→ Written request
Scan the entries for the string "this" and give the number of lines that have it, nothing further.

→ Task input
§ §

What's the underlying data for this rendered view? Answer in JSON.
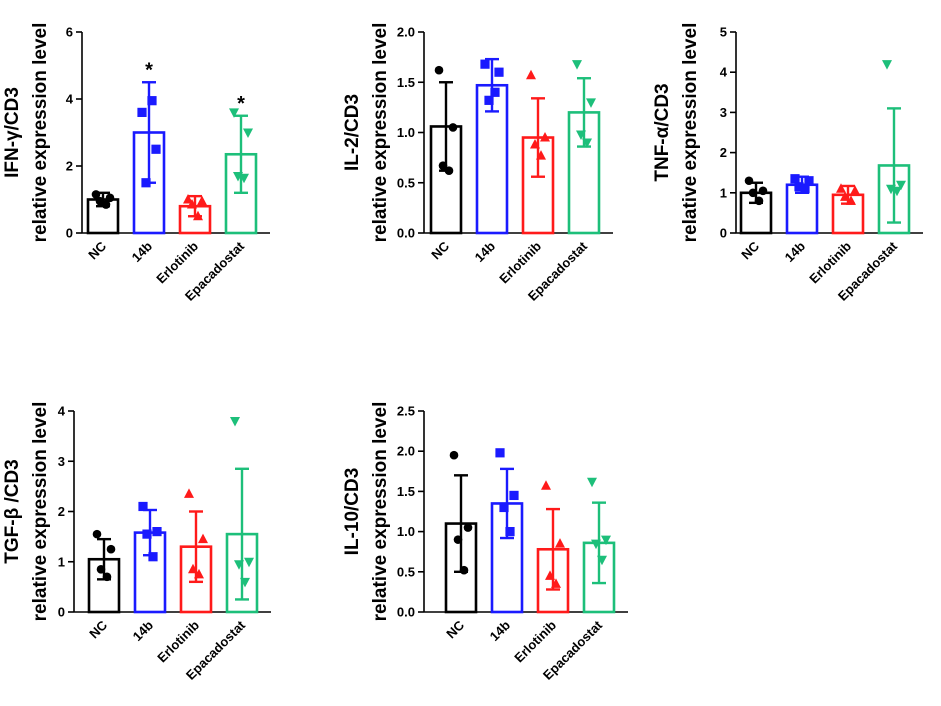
{
  "colors": {
    "NC": "#000000",
    "14b": "#1a1aff",
    "Erlotinib": "#ff1a1a",
    "Epacadostat": "#1dbf7a"
  },
  "markers": {
    "NC": "circle",
    "14b": "square",
    "Erlotinib": "triangle-up",
    "Epacadostat": "triangle-down"
  },
  "chart_data": [
    {
      "type": "bar",
      "ylabel_line1": "IFN-γ/CD3",
      "ylabel_line2": "relative expression level",
      "ylim": [
        0,
        6
      ],
      "yticks": [
        "0",
        "2",
        "4",
        "6"
      ],
      "tick_values": [
        0,
        2,
        4,
        6
      ],
      "categories": [
        "NC",
        "14b",
        "Erlotinib",
        "Epacadostat"
      ],
      "values": [
        1.0,
        3.0,
        0.8,
        2.35
      ],
      "sd": [
        0.2,
        1.5,
        0.3,
        1.15
      ],
      "points": [
        [
          1.15,
          1.05,
          0.95,
          0.85
        ],
        [
          3.6,
          2.5,
          1.5,
          3.95
        ],
        [
          1.0,
          0.95,
          0.85,
          0.5
        ],
        [
          3.6,
          3.0,
          1.7,
          1.65
        ]
      ],
      "significance": [
        "",
        "*",
        "",
        "*"
      ]
    },
    {
      "type": "bar",
      "ylabel_line1": "IL-2/CD3",
      "ylabel_line2": "relative expression level",
      "ylim": [
        0,
        2.0
      ],
      "yticks": [
        "0.0",
        "0.5",
        "1.0",
        "1.5",
        "2.0"
      ],
      "tick_values": [
        0,
        0.5,
        1.0,
        1.5,
        2.0
      ],
      "categories": [
        "NC",
        "14b",
        "Erlotinib",
        "Epacadostat"
      ],
      "values": [
        1.06,
        1.47,
        0.95,
        1.2
      ],
      "sd": [
        0.44,
        0.26,
        0.39,
        0.34
      ],
      "points": [
        [
          1.62,
          1.05,
          0.67,
          0.62
        ],
        [
          1.68,
          1.6,
          1.32,
          1.4
        ],
        [
          1.57,
          0.95,
          0.88,
          0.77
        ],
        [
          1.68,
          1.3,
          0.98,
          0.9
        ]
      ],
      "significance": [
        "",
        "",
        "",
        ""
      ]
    },
    {
      "type": "bar",
      "ylabel_line1": "TNF-α/CD3",
      "ylabel_line2": "relative expression level",
      "ylim": [
        0,
        5
      ],
      "yticks": [
        "0",
        "1",
        "2",
        "3",
        "4",
        "5"
      ],
      "tick_values": [
        0,
        1,
        2,
        3,
        4,
        5
      ],
      "categories": [
        "NC",
        "14b",
        "Erlotinib",
        "Epacadostat"
      ],
      "values": [
        1.0,
        1.2,
        0.95,
        1.68
      ],
      "sd": [
        0.25,
        0.2,
        0.22,
        1.42
      ],
      "points": [
        [
          1.3,
          1.05,
          1.0,
          0.8
        ],
        [
          1.35,
          1.3,
          1.15,
          1.1
        ],
        [
          1.1,
          1.05,
          0.9,
          0.8
        ],
        [
          4.2,
          1.2,
          1.1,
          1.05
        ]
      ],
      "significance": [
        "",
        "",
        "",
        ""
      ]
    },
    {
      "type": "bar",
      "ylabel_line1": "TGF-β /CD3",
      "ylabel_line2": "relative expression level",
      "ylim": [
        0,
        4
      ],
      "yticks": [
        "0",
        "1",
        "2",
        "3",
        "4"
      ],
      "tick_values": [
        0,
        1,
        2,
        3,
        4
      ],
      "categories": [
        "NC",
        "14b",
        "Erlotinib",
        "Epacadostat"
      ],
      "values": [
        1.05,
        1.58,
        1.3,
        1.55
      ],
      "sd": [
        0.4,
        0.45,
        0.7,
        1.3
      ],
      "points": [
        [
          1.55,
          1.25,
          0.85,
          0.7
        ],
        [
          2.1,
          1.6,
          1.55,
          1.1
        ],
        [
          2.35,
          1.45,
          0.85,
          0.75
        ],
        [
          3.8,
          1.0,
          0.95,
          0.6
        ]
      ],
      "significance": [
        "",
        "",
        "",
        ""
      ]
    },
    {
      "type": "bar",
      "ylabel_line1": "IL-10/CD3",
      "ylabel_line2": "relative expression level",
      "ylim": [
        0,
        2.5
      ],
      "yticks": [
        "0.0",
        "0.5",
        "1.0",
        "1.5",
        "2.0",
        "2.5"
      ],
      "tick_values": [
        0,
        0.5,
        1.0,
        1.5,
        2.0,
        2.5
      ],
      "categories": [
        "NC",
        "14b",
        "Erlotinib",
        "Epacadostat"
      ],
      "values": [
        1.1,
        1.35,
        0.78,
        0.86
      ],
      "sd": [
        0.6,
        0.43,
        0.5,
        0.5
      ],
      "points": [
        [
          1.95,
          1.05,
          0.9,
          0.52
        ],
        [
          1.98,
          1.45,
          1.3,
          1.0
        ],
        [
          1.57,
          0.85,
          0.45,
          0.35
        ],
        [
          1.62,
          0.9,
          0.85,
          0.65
        ]
      ],
      "significance": [
        "",
        "",
        "",
        ""
      ]
    }
  ]
}
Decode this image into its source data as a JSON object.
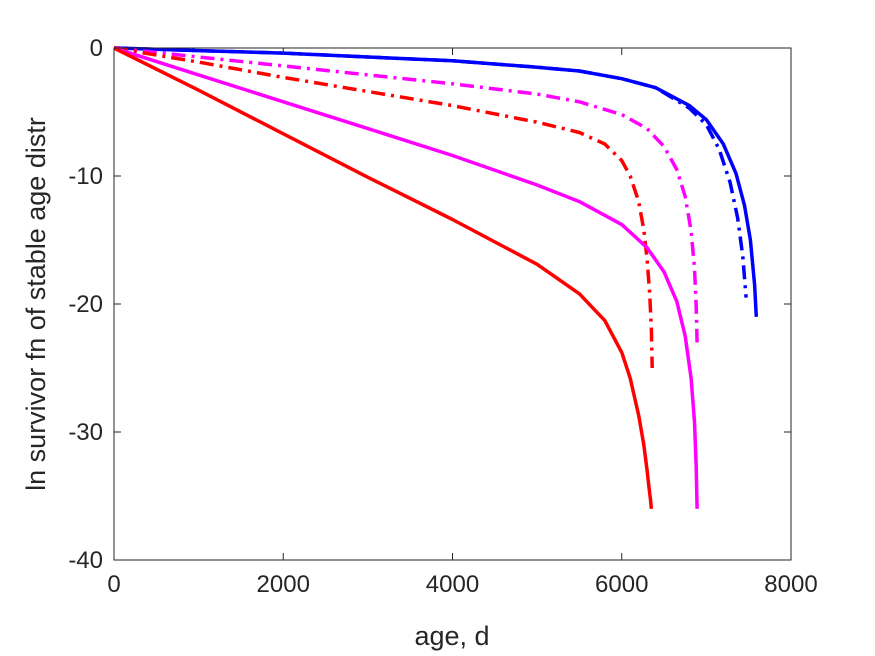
{
  "chart_data": {
    "type": "line",
    "title": "",
    "xlabel": "age, d",
    "ylabel": "ln survivor fn of stable age distr",
    "xlim": [
      0,
      8000
    ],
    "ylim": [
      -40,
      0
    ],
    "xticks": [
      0,
      2000,
      4000,
      6000,
      8000
    ],
    "yticks": [
      0,
      -10,
      -20,
      -30,
      -40
    ],
    "xtick_labels": [
      "0",
      "2000",
      "4000",
      "6000",
      "8000"
    ],
    "ytick_labels": [
      "0",
      "-10",
      "-20",
      "-30",
      "-40"
    ],
    "grid": false,
    "series": [
      {
        "color": "#0000ff",
        "style": "solid",
        "x": [
          0,
          1000,
          2000,
          3000,
          4000,
          5000,
          5500,
          6000,
          6400,
          6800,
          7000,
          7200,
          7350,
          7450,
          7520,
          7570,
          7590
        ],
        "y": [
          0,
          -0.2,
          -0.4,
          -0.7,
          -1.0,
          -1.5,
          -1.8,
          -2.4,
          -3.1,
          -4.5,
          -5.6,
          -7.5,
          -9.8,
          -12.3,
          -15.0,
          -18.5,
          -21.0
        ]
      },
      {
        "color": "#0000ff",
        "style": "dashdot",
        "x": [
          0,
          1000,
          2000,
          3000,
          4000,
          5000,
          5500,
          6000,
          6400,
          6800,
          7000,
          7150,
          7280,
          7370,
          7430,
          7470
        ],
        "y": [
          0,
          -0.2,
          -0.4,
          -0.7,
          -1.0,
          -1.5,
          -1.8,
          -2.4,
          -3.1,
          -4.7,
          -6.0,
          -7.9,
          -10.5,
          -13.3,
          -16.3,
          -19.5
        ]
      },
      {
        "color": "#ff00ff",
        "style": "dashdot",
        "x": [
          0,
          1000,
          2000,
          3000,
          4000,
          5000,
          5500,
          6000,
          6300,
          6500,
          6650,
          6750,
          6820,
          6860,
          6880,
          6890
        ],
        "y": [
          0,
          -0.7,
          -1.4,
          -2.1,
          -2.8,
          -3.6,
          -4.2,
          -5.2,
          -6.3,
          -7.7,
          -9.5,
          -11.6,
          -14.3,
          -17.2,
          -20.2,
          -23.0
        ]
      },
      {
        "color": "#ff0000",
        "style": "dashdot",
        "x": [
          0,
          1000,
          2000,
          3000,
          4000,
          5000,
          5500,
          5800,
          6000,
          6100,
          6200,
          6260,
          6300,
          6330,
          6350,
          6360
        ],
        "y": [
          0,
          -1.1,
          -2.3,
          -3.4,
          -4.5,
          -5.8,
          -6.6,
          -7.5,
          -8.8,
          -10.0,
          -12.0,
          -14.2,
          -16.5,
          -19.2,
          -22.0,
          -25.0
        ]
      },
      {
        "color": "#ff00ff",
        "style": "solid",
        "x": [
          0,
          1000,
          2000,
          3000,
          4000,
          5000,
          5500,
          6000,
          6300,
          6500,
          6650,
          6750,
          6820,
          6860,
          6880,
          6890
        ],
        "y": [
          0,
          -2.1,
          -4.2,
          -6.3,
          -8.4,
          -10.7,
          -12.0,
          -13.8,
          -15.6,
          -17.5,
          -19.8,
          -22.5,
          -25.8,
          -29.2,
          -32.7,
          -36.0
        ]
      },
      {
        "color": "#ff0000",
        "style": "solid",
        "x": [
          0,
          1000,
          2000,
          3000,
          4000,
          5000,
          5500,
          5800,
          6000,
          6100,
          6200,
          6260,
          6300,
          6320,
          6340,
          6350
        ],
        "y": [
          0,
          -3.3,
          -6.7,
          -10.1,
          -13.4,
          -16.9,
          -19.2,
          -21.3,
          -23.8,
          -25.8,
          -28.7,
          -31.0,
          -33.0,
          -34.2,
          -35.3,
          -36.0
        ]
      }
    ]
  }
}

§ §

→ Worked answer
2